## Given problem
Gather all lines containing the string "title" and copy them out.

## Raw data
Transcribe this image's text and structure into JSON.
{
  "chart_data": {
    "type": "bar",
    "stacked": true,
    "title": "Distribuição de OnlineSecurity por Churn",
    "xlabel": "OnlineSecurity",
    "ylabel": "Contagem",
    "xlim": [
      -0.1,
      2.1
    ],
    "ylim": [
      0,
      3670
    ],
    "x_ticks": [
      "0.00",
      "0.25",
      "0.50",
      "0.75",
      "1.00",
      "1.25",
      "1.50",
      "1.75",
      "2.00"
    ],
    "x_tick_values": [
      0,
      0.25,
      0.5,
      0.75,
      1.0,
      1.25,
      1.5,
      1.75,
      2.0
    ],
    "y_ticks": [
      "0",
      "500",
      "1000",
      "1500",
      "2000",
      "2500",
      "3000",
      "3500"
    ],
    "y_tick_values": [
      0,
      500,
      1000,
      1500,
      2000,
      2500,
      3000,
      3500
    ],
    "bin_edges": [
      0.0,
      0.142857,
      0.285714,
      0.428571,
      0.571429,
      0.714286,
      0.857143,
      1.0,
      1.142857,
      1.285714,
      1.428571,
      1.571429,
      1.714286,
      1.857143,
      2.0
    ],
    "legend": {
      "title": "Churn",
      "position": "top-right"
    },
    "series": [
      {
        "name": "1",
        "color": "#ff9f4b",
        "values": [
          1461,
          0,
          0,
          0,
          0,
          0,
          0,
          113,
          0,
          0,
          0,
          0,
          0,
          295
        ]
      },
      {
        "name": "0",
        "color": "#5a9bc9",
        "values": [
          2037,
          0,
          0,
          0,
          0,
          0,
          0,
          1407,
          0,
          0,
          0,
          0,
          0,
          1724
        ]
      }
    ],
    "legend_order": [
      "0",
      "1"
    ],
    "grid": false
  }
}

## Worked solution
    "title": "Distribuição de OnlineSecurity por Churn",
      "title": "Churn",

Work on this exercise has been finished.